───── TASK INPUT

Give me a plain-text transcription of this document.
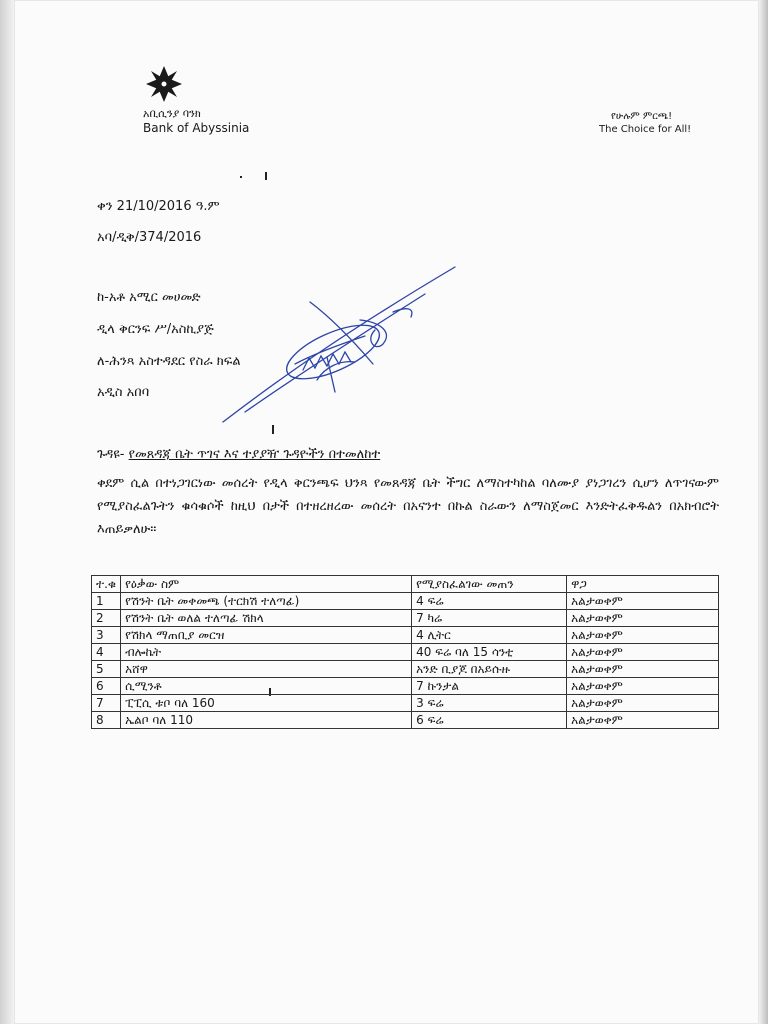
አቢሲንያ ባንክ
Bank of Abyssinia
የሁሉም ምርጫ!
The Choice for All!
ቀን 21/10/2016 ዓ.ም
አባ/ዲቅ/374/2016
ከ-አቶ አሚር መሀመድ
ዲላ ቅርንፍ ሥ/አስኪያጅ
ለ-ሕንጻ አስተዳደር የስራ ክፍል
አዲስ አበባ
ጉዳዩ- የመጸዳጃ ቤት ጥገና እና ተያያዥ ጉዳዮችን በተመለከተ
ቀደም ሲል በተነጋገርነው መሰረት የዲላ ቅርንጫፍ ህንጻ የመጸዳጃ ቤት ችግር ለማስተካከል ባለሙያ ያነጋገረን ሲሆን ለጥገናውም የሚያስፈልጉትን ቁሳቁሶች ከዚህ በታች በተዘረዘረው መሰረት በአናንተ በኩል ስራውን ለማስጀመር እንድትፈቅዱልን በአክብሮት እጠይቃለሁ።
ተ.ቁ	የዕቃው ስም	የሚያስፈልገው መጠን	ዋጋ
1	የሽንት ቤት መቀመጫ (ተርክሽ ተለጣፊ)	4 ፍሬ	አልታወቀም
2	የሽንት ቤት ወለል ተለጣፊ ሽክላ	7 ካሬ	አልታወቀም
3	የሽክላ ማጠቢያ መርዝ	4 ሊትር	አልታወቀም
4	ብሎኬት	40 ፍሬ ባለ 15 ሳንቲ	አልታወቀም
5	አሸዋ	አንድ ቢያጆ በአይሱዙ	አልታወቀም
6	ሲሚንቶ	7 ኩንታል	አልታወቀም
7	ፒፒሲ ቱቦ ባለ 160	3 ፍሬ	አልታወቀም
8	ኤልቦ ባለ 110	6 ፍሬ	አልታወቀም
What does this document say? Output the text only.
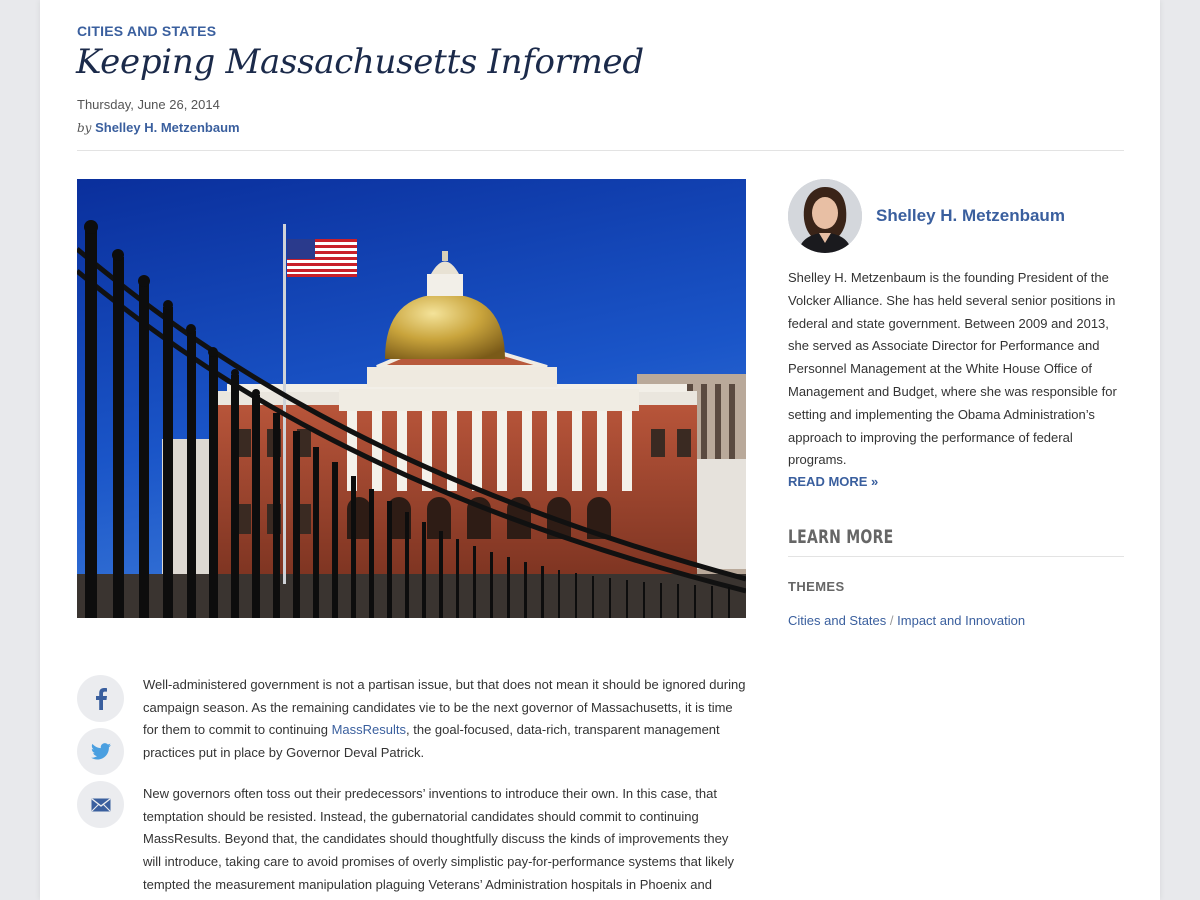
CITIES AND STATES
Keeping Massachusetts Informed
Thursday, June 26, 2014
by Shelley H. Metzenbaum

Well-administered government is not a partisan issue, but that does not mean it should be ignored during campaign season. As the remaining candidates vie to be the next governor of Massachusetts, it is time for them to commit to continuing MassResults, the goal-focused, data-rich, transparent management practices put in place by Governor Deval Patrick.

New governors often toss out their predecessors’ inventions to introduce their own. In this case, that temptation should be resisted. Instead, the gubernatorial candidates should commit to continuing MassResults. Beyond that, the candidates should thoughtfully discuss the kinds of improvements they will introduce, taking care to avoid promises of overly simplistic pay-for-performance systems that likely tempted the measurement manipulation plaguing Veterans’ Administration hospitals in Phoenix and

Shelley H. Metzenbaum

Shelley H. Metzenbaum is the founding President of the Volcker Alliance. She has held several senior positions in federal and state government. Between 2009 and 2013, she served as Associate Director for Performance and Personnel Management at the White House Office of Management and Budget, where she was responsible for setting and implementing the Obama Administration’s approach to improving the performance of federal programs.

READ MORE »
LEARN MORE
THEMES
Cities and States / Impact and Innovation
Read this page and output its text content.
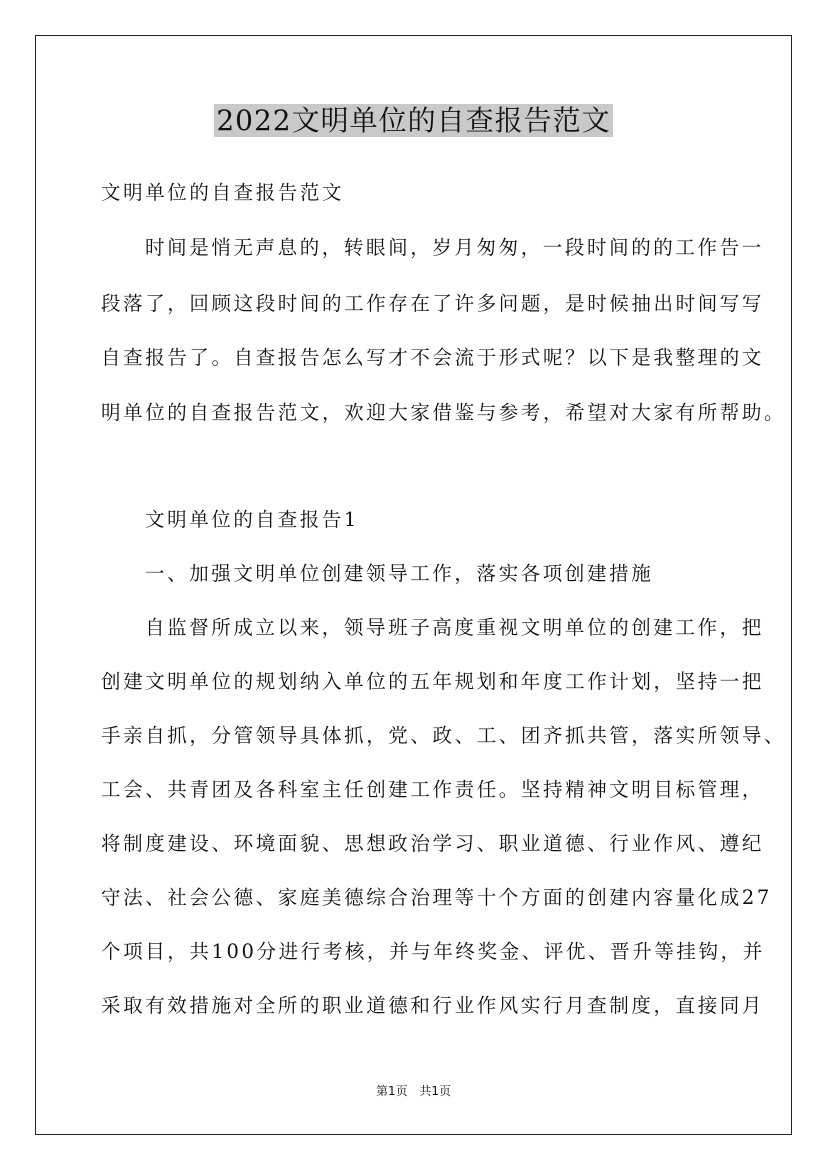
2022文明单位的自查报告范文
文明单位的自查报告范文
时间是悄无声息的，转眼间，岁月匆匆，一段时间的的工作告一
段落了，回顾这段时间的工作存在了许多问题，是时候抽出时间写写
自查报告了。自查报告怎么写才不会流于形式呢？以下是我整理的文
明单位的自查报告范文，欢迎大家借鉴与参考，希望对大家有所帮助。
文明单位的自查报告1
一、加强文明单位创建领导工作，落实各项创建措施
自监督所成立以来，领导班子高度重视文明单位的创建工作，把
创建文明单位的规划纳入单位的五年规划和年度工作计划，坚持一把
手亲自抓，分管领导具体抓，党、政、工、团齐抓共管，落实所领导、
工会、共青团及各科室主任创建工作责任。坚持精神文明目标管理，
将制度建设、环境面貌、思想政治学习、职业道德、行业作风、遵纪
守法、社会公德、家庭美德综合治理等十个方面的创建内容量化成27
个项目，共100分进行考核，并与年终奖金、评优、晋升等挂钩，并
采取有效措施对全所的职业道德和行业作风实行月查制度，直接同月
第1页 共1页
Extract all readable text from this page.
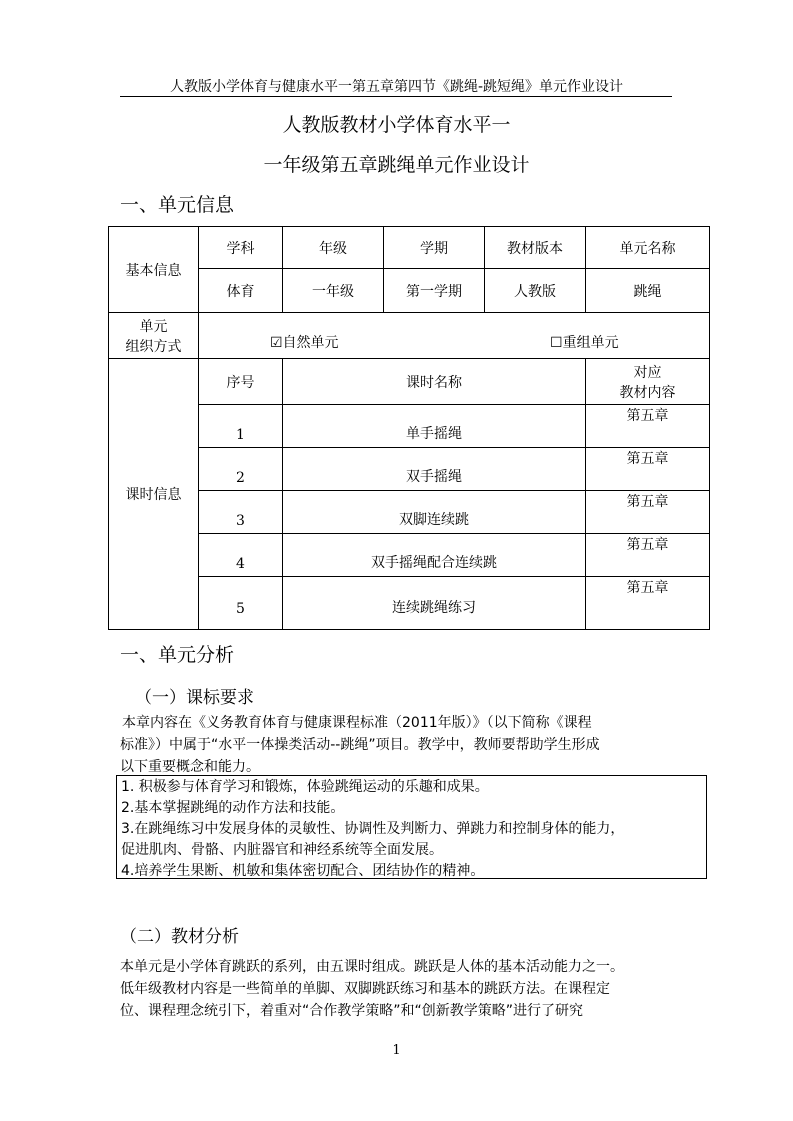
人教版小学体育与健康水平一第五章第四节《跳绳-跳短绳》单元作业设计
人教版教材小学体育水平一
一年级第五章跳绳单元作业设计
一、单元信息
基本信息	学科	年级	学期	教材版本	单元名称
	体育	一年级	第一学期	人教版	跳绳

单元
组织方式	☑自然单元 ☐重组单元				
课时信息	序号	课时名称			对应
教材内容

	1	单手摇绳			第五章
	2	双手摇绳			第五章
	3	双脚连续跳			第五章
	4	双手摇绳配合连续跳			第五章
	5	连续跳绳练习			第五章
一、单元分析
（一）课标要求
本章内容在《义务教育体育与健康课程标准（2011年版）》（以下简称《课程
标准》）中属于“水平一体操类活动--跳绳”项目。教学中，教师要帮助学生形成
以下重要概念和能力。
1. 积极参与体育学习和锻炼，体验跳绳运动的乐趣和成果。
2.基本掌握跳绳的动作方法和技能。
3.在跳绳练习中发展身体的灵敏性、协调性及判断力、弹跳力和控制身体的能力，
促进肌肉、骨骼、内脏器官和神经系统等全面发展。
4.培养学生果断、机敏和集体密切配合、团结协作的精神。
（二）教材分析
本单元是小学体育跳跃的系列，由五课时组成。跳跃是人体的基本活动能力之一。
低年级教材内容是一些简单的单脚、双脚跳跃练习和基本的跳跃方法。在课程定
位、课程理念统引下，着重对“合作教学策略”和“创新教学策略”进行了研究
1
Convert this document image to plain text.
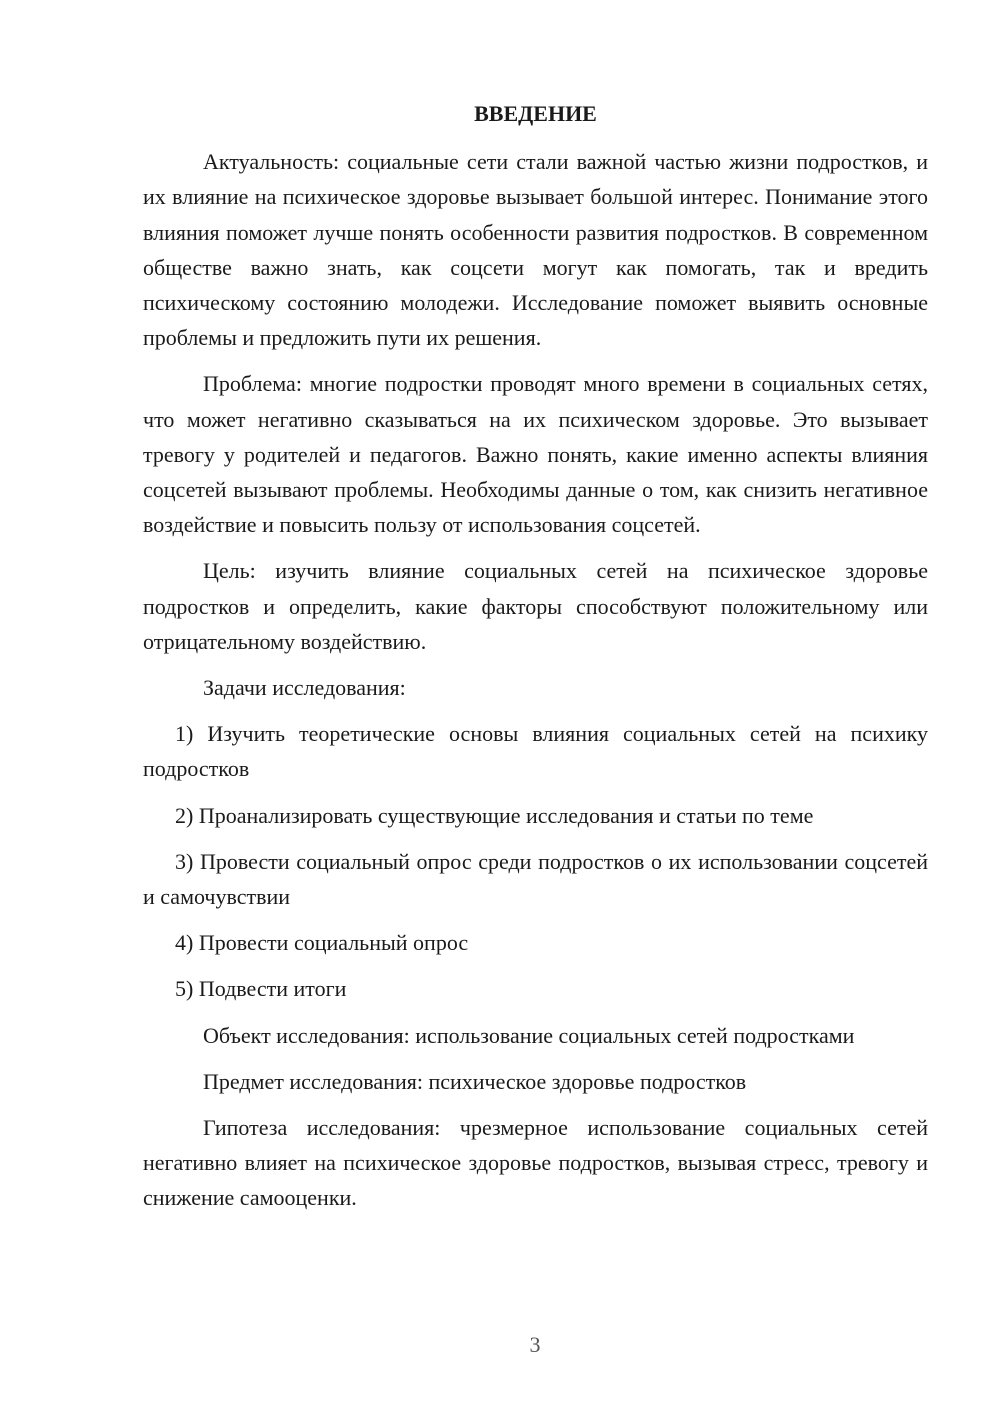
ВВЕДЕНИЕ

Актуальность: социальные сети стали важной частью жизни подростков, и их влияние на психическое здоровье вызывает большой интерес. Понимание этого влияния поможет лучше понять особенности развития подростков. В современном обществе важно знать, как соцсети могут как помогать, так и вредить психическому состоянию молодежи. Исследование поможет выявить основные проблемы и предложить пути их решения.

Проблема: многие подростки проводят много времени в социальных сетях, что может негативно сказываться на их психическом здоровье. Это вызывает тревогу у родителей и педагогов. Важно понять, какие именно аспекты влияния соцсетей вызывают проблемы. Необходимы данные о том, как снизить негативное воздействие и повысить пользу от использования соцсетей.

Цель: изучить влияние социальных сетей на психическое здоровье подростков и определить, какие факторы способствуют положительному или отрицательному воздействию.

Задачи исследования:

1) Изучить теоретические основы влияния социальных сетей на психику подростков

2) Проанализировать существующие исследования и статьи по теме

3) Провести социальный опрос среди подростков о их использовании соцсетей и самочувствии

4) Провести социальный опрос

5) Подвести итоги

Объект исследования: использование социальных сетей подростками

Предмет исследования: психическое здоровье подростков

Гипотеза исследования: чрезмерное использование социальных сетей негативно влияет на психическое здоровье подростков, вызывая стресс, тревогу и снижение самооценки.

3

──────────

*TO DO:* Reproduce the whole listing above word for word, but not its pictures.

*SOLUTION TO THE EXERCISE:*
Give me a plain-text transcription of this document.
አቢሲንያ ባንክ
Bank of Abyssinia
የሁሉም ምርጫ!
The Choice for All!
ቀን 21/10/2016 ዓ.ም
አባ/ዲቅ/374/2016
ከ-አቶ አሚር መሀመድ
ዲላ ቅርንፍ ሥ/አስኪያጅ
ለ-ሕንጻ አስተዳደር የስራ ክፍል
አዲስ አበባ
ጉዳዩ- የመጸዳጃ ቤት ጥገና እና ተያያዥ ጉዳዮችን በተመለከተ
ቀደም ሲል በተነጋገርነው መሰረት የዲላ ቅርንጫፍ ህንጻ የመጸዳጃ ቤት ችግር ለማስተካከል ባለሙያ ያነጋገረን ሲሆን ለጥገናውም የሚያስፈልጉትን ቁሳቁሶች ከዚህ በታች በተዘረዘረው መሰረት በአናንተ በኩል ስራውን ለማስጀመር እንድትፈቅዱልን በአክብሮት እጠይቃለሁ።
ተ.ቁ	የዕቃው ስም	የሚያስፈልገው መጠን	ዋጋ
1	የሽንት ቤት መቀመጫ (ተርክሽ ተለጣፊ)	4 ፍሬ	አልታወቀም
2	የሽንት ቤት ወለል ተለጣፊ ሽክላ	7 ካሬ	አልታወቀም
3	የሽክላ ማጠቢያ መርዝ	4 ሊትር	አልታወቀም
4	ብሎኬት	40 ፍሬ ባለ 15 ሳንቲ	አልታወቀም
5	አሸዋ	አንድ ቢያጆ በአይሱዙ	አልታወቀም
6	ሲሚንቶ	7 ኩንታል	አልታወቀም
7	ፒፒሲ ቱቦ ባለ 160	3 ፍሬ	አልታወቀም
8	ኤልቦ ባለ 110	6 ፍሬ	አልታወቀም
What does this document say? Output the text only.
CITIES AND STATES
Keeping Massachusetts Informed
Thursday, June 26, 2014
by Shelley H. Metzenbaum

Well-administered government is not a partisan issue, but that does not mean it should be ignored during campaign season. As the remaining candidates vie to be the next governor of Massachusetts, it is time for them to commit to continuing MassResults, the goal-focused, data-rich, transparent management practices put in place by Governor Deval Patrick.

New governors often toss out their predecessors’ inventions to introduce their own. In this case, that temptation should be resisted. Instead, the gubernatorial candidates should commit to continuing MassResults. Beyond that, the candidates should thoughtfully discuss the kinds of improvements they will introduce, taking care to avoid promises of overly simplistic pay-for-performance systems that likely tempted the measurement manipulation plaguing Veterans’ Administration hospitals in Phoenix and

Shelley H. Metzenbaum

Shelley H. Metzenbaum is the founding President of the Volcker Alliance. She has held several senior positions in federal and state government. Between 2009 and 2013, she served as Associate Director for Performance and Personnel Management at the White House Office of Management and Budget, where she was responsible for setting and implementing the Obama Administration’s approach to improving the performance of federal programs.

READ MORE »
LEARN MORE
THEMES
Cities and States / Impact and Innovation
Read this page and output its text content.
2022文明单位的自查报告范文
文明单位的自查报告范文
时间是悄无声息的，转眼间，岁月匆匆，一段时间的的工作告一
段落了，回顾这段时间的工作存在了许多问题，是时候抽出时间写写
自查报告了。自查报告怎么写才不会流于形式呢？以下是我整理的文
明单位的自查报告范文，欢迎大家借鉴与参考，希望对大家有所帮助。
文明单位的自查报告1
一、加强文明单位创建领导工作，落实各项创建措施
自监督所成立以来，领导班子高度重视文明单位的创建工作，把
创建文明单位的规划纳入单位的五年规划和年度工作计划，坚持一把
手亲自抓，分管领导具体抓，党、政、工、团齐抓共管，落实所领导、
工会、共青团及各科室主任创建工作责任。坚持精神文明目标管理，
将制度建设、环境面貌、思想政治学习、职业道德、行业作风、遵纪
守法、社会公德、家庭美德综合治理等十个方面的创建内容量化成27
个项目，共100分进行考核，并与年终奖金、评优、晋升等挂钩，并
采取有效措施对全所的职业道德和行业作风实行月查制度，直接同月
第1页 共1页
Extract all readable text from this page.
人教版小学体育与健康水平一第五章第四节《跳绳-跳短绳》单元作业设计
人教版教材小学体育水平一
一年级第五章跳绳单元作业设计
一、单元信息
基本信息	学科	年级	学期	教材版本	单元名称
	体育	一年级	第一学期	人教版	跳绳

单元
组织方式	☑自然单元 ☐重组单元				
课时信息	序号	课时名称			对应
教材内容

	1	单手摇绳			第五章
	2	双手摇绳			第五章
	3	双脚连续跳			第五章
	4	双手摇绳配合连续跳			第五章
	5	连续跳绳练习			第五章
一、单元分析
（一）课标要求
本章内容在《义务教育体育与健康课程标准（2011年版）》（以下简称《课程
标准》）中属于“水平一体操类活动--跳绳”项目。教学中，教师要帮助学生形成
以下重要概念和能力。
1. 积极参与体育学习和锻炼，体验跳绳运动的乐趣和成果。
2.基本掌握跳绳的动作方法和技能。
3.在跳绳练习中发展身体的灵敏性、协调性及判断力、弹跳力和控制身体的能力，
促进肌肉、骨骼、内脏器官和神经系统等全面发展。
4.培养学生果断、机敏和集体密切配合、团结协作的精神。
（二）教材分析
本单元是小学体育跳跃的系列，由五课时组成。跳跃是人体的基本活动能力之一。
低年级教材内容是一些简单的单脚、双脚跳跃练习和基本的跳跃方法。在课程定
位、课程理念统引下，着重对“合作教学策略”和“创新教学策略”进行了研究
1
Convert this document image to plain text.
ВВЕДЕНИЕ

Актуальность: социальные сети стали важной частью жизни подростков, и их влияние на психическое здоровье вызывает большой интерес. Понимание этого влияния поможет лучше понять особенности развития подростков. В современном обществе важно знать, как соцсети могут как помогать, так и вредить психическому состоянию молодежи. Исследование поможет выявить основные проблемы и предложить пути их решения.

Проблема: многие подростки проводят много времени в социальных сетях, что может негативно сказываться на их психическом здоровье. Это вызывает тревогу у родителей и педагогов. Важно понять, какие именно аспекты влияния соцсетей вызывают проблемы. Необходимы данные о том, как снизить негативное воздействие и повысить пользу от использования соцсетей.

Цель: изучить влияние социальных сетей на психическое здоровье подростков и определить, какие факторы способствуют положительному или отрицательному воздействию.

Задачи исследования:

1) Изучить теоретические основы влияния социальных сетей на психику подростков

2) Проанализировать существующие исследования и статьи по теме

3) Провести социальный опрос среди подростков о их использовании соцсетей и самочувствии

4) Провести социальный опрос

5) Подвести итоги

Объект исследования: использование социальных сетей подростками

Предмет исследования: психическое здоровье подростков

Гипотеза исследования: чрезмерное использование социальных сетей негативно влияет на психическое здоровье подростков, вызывая стресс, тревогу и снижение самооценки.

3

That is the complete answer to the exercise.